PROBLEM ▸ Without omitting anything, return the records precisely as given.

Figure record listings
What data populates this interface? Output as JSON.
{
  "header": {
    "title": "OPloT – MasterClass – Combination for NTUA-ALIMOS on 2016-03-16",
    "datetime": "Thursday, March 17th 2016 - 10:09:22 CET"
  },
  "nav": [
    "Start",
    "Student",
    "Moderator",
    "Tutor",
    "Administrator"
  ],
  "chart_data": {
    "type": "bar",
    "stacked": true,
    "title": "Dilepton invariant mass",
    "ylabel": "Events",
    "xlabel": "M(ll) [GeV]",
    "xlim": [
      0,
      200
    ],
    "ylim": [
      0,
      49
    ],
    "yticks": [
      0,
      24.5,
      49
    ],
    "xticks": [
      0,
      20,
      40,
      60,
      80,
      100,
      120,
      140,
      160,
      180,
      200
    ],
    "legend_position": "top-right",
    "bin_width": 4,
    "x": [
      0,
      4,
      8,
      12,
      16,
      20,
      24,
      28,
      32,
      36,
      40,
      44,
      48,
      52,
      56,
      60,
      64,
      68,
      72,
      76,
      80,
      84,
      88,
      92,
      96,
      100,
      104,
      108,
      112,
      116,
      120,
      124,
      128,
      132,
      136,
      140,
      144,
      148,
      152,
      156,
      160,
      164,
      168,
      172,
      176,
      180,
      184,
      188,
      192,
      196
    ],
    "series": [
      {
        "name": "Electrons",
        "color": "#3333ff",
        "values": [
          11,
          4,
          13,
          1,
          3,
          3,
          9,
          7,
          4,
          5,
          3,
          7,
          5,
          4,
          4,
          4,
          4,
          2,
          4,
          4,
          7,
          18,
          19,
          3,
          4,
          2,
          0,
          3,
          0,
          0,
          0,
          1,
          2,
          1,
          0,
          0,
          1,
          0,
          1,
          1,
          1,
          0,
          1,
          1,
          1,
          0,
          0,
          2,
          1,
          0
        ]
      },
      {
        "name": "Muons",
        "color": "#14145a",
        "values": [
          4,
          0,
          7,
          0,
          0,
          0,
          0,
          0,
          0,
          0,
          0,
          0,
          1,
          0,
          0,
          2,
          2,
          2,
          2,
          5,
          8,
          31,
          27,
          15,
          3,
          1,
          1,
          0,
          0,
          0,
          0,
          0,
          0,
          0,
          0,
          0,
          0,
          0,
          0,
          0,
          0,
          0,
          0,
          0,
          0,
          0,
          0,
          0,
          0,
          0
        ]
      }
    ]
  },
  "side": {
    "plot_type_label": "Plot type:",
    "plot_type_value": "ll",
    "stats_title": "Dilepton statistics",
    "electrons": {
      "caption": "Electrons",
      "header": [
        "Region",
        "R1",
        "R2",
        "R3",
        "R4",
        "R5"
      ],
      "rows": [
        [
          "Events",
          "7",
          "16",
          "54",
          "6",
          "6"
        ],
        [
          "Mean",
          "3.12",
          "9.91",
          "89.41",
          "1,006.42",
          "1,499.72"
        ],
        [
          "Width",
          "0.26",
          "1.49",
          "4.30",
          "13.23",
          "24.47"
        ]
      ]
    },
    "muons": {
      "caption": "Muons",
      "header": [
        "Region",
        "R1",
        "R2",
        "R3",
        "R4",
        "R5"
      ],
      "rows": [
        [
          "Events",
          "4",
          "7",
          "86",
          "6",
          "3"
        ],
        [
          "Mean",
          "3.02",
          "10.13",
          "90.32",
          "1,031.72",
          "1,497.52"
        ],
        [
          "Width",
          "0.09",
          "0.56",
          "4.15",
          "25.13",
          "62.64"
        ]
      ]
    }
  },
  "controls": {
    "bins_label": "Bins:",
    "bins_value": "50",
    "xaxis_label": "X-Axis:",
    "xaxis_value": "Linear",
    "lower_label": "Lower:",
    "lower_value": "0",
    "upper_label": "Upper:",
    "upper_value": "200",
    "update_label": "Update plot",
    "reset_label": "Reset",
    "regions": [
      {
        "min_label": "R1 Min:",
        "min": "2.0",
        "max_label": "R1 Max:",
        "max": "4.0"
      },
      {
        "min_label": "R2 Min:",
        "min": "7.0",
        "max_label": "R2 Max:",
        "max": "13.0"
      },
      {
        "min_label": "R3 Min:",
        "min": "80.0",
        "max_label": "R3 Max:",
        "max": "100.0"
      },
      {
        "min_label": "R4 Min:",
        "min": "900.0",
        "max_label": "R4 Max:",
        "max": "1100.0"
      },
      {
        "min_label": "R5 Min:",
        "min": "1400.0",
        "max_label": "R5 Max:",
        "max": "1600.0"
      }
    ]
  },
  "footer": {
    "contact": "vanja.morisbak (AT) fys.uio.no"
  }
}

THE RESPONSE ▸
What data populates this interface? Output as JSON.
{
  "header": {
    "title": "OPloT – MasterClass – Combination for NTUA-ALIMOS on 2016-03-16",
    "datetime": "Thursday, March 17th 2016 - 10:09:22 CET"
  },
  "nav": [
    "Start",
    "Student",
    "Moderator",
    "Tutor",
    "Administrator"
  ],
  "chart_data": {
    "type": "bar",
    "stacked": true,
    "title": "Dilepton invariant mass",
    "ylabel": "Events",
    "xlabel": "M(ll) [GeV]",
    "xlim": [
      0,
      200
    ],
    "ylim": [
      0,
      49
    ],
    "yticks": [
      0,
      24.5,
      49
    ],
    "xticks": [
      0,
      20,
      40,
      60,
      80,
      100,
      120,
      140,
      160,
      180,
      200
    ],
    "legend_position": "top-right",
    "bin_width": 4,
    "x": [
      0,
      4,
      8,
      12,
      16,
      20,
      24,
      28,
      32,
      36,
      40,
      44,
      48,
      52,
      56,
      60,
      64,
      68,
      72,
      76,
      80,
      84,
      88,
      92,
      96,
      100,
      104,
      108,
      112,
      116,
      120,
      124,
      128,
      132,
      136,
      140,
      144,
      148,
      152,
      156,
      160,
      164,
      168,
      172,
      176,
      180,
      184,
      188,
      192,
      196
    ],
    "series": [
      {
        "name": "Electrons",
        "color": "#3333ff",
        "values": [
          11,
          4,
          13,
          1,
          3,
          3,
          9,
          7,
          4,
          5,
          3,
          7,
          5,
          4,
          4,
          4,
          4,
          2,
          4,
          4,
          7,
          18,
          19,
          3,
          4,
          2,
          0,
          3,
          0,
          0,
          0,
          1,
          2,
          1,
          0,
          0,
          1,
          0,
          1,
          1,
          1,
          0,
          1,
          1,
          1,
          0,
          0,
          2,
          1,
          0
        ]
      },
      {
        "name": "Muons",
        "color": "#14145a",
        "values": [
          4,
          0,
          7,
          0,
          0,
          0,
          0,
          0,
          0,
          0,
          0,
          0,
          1,
          0,
          0,
          2,
          2,
          2,
          2,
          5,
          8,
          31,
          27,
          15,
          3,
          1,
          1,
          0,
          0,
          0,
          0,
          0,
          0,
          0,
          0,
          0,
          0,
          0,
          0,
          0,
          0,
          0,
          0,
          0,
          0,
          0,
          0,
          0,
          0,
          0
        ]
      }
    ]
  },
  "side": {
    "plot_type_label": "Plot type:",
    "plot_type_value": "ll",
    "stats_title": "Dilepton statistics",
    "electrons": {
      "caption": "Electrons",
      "header": [
        "Region",
        "R1",
        "R2",
        "R3",
        "R4",
        "R5"
      ],
      "rows": [
        [
          "Events",
          "7",
          "16",
          "54",
          "6",
          "6"
        ],
        [
          "Mean",
          "3.12",
          "9.91",
          "89.41",
          "1,006.42",
          "1,499.72"
        ],
        [
          "Width",
          "0.26",
          "1.49",
          "4.30",
          "13.23",
          "24.47"
        ]
      ]
    },
    "muons": {
      "caption": "Muons",
      "header": [
        "Region",
        "R1",
        "R2",
        "R3",
        "R4",
        "R5"
      ],
      "rows": [
        [
          "Events",
          "4",
          "7",
          "86",
          "6",
          "3"
        ],
        [
          "Mean",
          "3.02",
          "10.13",
          "90.32",
          "1,031.72",
          "1,497.52"
        ],
        [
          "Width",
          "0.09",
          "0.56",
          "4.15",
          "25.13",
          "62.64"
        ]
      ]
    }
  },
  "controls": {
    "bins_label": "Bins:",
    "bins_value": "50",
    "xaxis_label": "X-Axis:",
    "xaxis_value": "Linear",
    "lower_label": "Lower:",
    "lower_value": "0",
    "upper_label": "Upper:",
    "upper_value": "200",
    "update_label": "Update plot",
    "reset_label": "Reset",
    "regions": [
      {
        "min_label": "R1 Min:",
        "min": "2.0",
        "max_label": "R1 Max:",
        "max": "4.0"
      },
      {
        "min_label": "R2 Min:",
        "min": "7.0",
        "max_label": "R2 Max:",
        "max": "13.0"
      },
      {
        "min_label": "R3 Min:",
        "min": "80.0",
        "max_label": "R3 Max:",
        "max": "100.0"
      },
      {
        "min_label": "R4 Min:",
        "min": "900.0",
        "max_label": "R4 Max:",
        "max": "1100.0"
      },
      {
        "min_label": "R5 Min:",
        "min": "1400.0",
        "max_label": "R5 Max:",
        "max": "1600.0"
      }
    ]
  },
  "footer": {
    "contact": "vanja.morisbak (AT) fys.uio.no"
  }
}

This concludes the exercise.